# YOUR INSTRUCTIONS
Return the listing below unchanged, minus its pictures.

# ENTRIES SUPPLIED
________________________________________
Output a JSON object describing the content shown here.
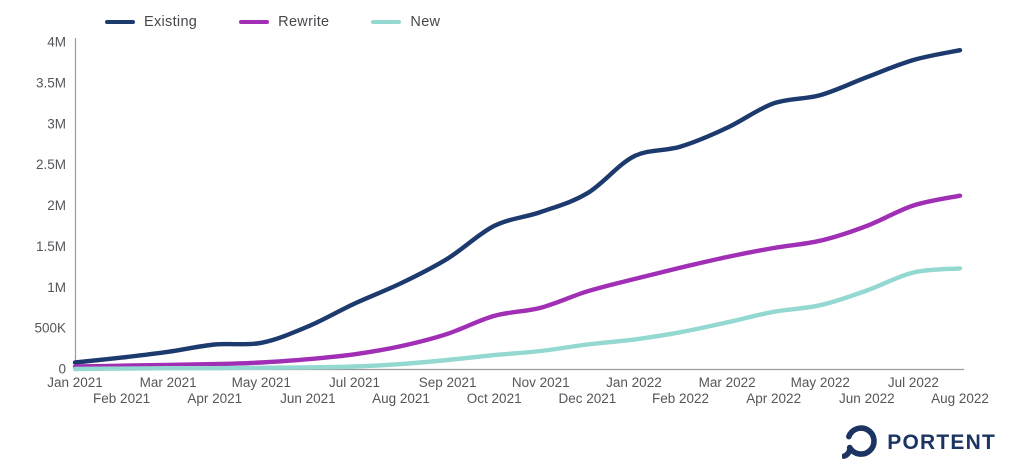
{
  "chart_data": {
    "type": "line",
    "title": "",
    "xlabel": "",
    "ylabel": "",
    "grid": false,
    "legend_position": "top-left",
    "ylim": [
      0,
      4000000
    ],
    "x": [
      "Jan 2021",
      "Feb 2021",
      "Mar 2021",
      "Apr 2021",
      "May 2021",
      "Jun 2021",
      "Jul 2021",
      "Aug 2021",
      "Sep 2021",
      "Oct 2021",
      "Nov 2021",
      "Dec 2021",
      "Jan 2022",
      "Feb 2022",
      "Mar 2022",
      "Apr 2022",
      "May 2022",
      "Jun 2022",
      "Jul 2022",
      "Aug 2022"
    ],
    "y_ticks": [
      {
        "value": 0,
        "label": "0"
      },
      {
        "value": 500000,
        "label": "500K"
      },
      {
        "value": 1000000,
        "label": "1M"
      },
      {
        "value": 1500000,
        "label": "1.5M"
      },
      {
        "value": 2000000,
        "label": "2M"
      },
      {
        "value": 2500000,
        "label": "2.5M"
      },
      {
        "value": 3000000,
        "label": "3M"
      },
      {
        "value": 3500000,
        "label": "3.5M"
      },
      {
        "value": 4000000,
        "label": "4M"
      }
    ],
    "series": [
      {
        "name": "Existing",
        "color": "#1c3a6e",
        "values": [
          80000,
          140000,
          210000,
          300000,
          320000,
          520000,
          800000,
          1050000,
          1350000,
          1750000,
          1920000,
          2150000,
          2600000,
          2720000,
          2950000,
          3250000,
          3350000,
          3570000,
          3780000,
          3900000
        ]
      },
      {
        "name": "Rewrite",
        "color": "#a02fb5",
        "values": [
          30000,
          40000,
          50000,
          60000,
          80000,
          120000,
          180000,
          280000,
          430000,
          650000,
          750000,
          950000,
          1100000,
          1240000,
          1370000,
          1480000,
          1570000,
          1750000,
          2000000,
          2120000
        ]
      },
      {
        "name": "New",
        "color": "#93d8d1",
        "values": [
          0,
          5000,
          10000,
          10000,
          15000,
          20000,
          30000,
          60000,
          110000,
          170000,
          220000,
          300000,
          360000,
          450000,
          570000,
          700000,
          780000,
          960000,
          1180000,
          1230000
        ]
      }
    ],
    "colors": {
      "axis": "#9b9b9b",
      "tick_text": "#54565a"
    }
  },
  "branding": {
    "logo_text": "PORTENT",
    "logo_color": "#1c3461"
  }
}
________________________________________
# THE RESULT
Output a JSON object describing the content shown here.
{
  "chart_data": {
    "type": "line",
    "title": "",
    "xlabel": "",
    "ylabel": "",
    "grid": false,
    "legend_position": "top-left",
    "ylim": [
      0,
      4000000
    ],
    "x": [
      "Jan 2021",
      "Feb 2021",
      "Mar 2021",
      "Apr 2021",
      "May 2021",
      "Jun 2021",
      "Jul 2021",
      "Aug 2021",
      "Sep 2021",
      "Oct 2021",
      "Nov 2021",
      "Dec 2021",
      "Jan 2022",
      "Feb 2022",
      "Mar 2022",
      "Apr 2022",
      "May 2022",
      "Jun 2022",
      "Jul 2022",
      "Aug 2022"
    ],
    "y_ticks": [
      {
        "value": 0,
        "label": "0"
      },
      {
        "value": 500000,
        "label": "500K"
      },
      {
        "value": 1000000,
        "label": "1M"
      },
      {
        "value": 1500000,
        "label": "1.5M"
      },
      {
        "value": 2000000,
        "label": "2M"
      },
      {
        "value": 2500000,
        "label": "2.5M"
      },
      {
        "value": 3000000,
        "label": "3M"
      },
      {
        "value": 3500000,
        "label": "3.5M"
      },
      {
        "value": 4000000,
        "label": "4M"
      }
    ],
    "series": [
      {
        "name": "Existing",
        "color": "#1c3a6e",
        "values": [
          80000,
          140000,
          210000,
          300000,
          320000,
          520000,
          800000,
          1050000,
          1350000,
          1750000,
          1920000,
          2150000,
          2600000,
          2720000,
          2950000,
          3250000,
          3350000,
          3570000,
          3780000,
          3900000
        ]
      },
      {
        "name": "Rewrite",
        "color": "#a02fb5",
        "values": [
          30000,
          40000,
          50000,
          60000,
          80000,
          120000,
          180000,
          280000,
          430000,
          650000,
          750000,
          950000,
          1100000,
          1240000,
          1370000,
          1480000,
          1570000,
          1750000,
          2000000,
          2120000
        ]
      },
      {
        "name": "New",
        "color": "#93d8d1",
        "values": [
          0,
          5000,
          10000,
          10000,
          15000,
          20000,
          30000,
          60000,
          110000,
          170000,
          220000,
          300000,
          360000,
          450000,
          570000,
          700000,
          780000,
          960000,
          1180000,
          1230000
        ]
      }
    ],
    "colors": {
      "axis": "#9b9b9b",
      "tick_text": "#54565a"
    }
  },
  "branding": {
    "logo_text": "PORTENT",
    "logo_color": "#1c3461"
  }
}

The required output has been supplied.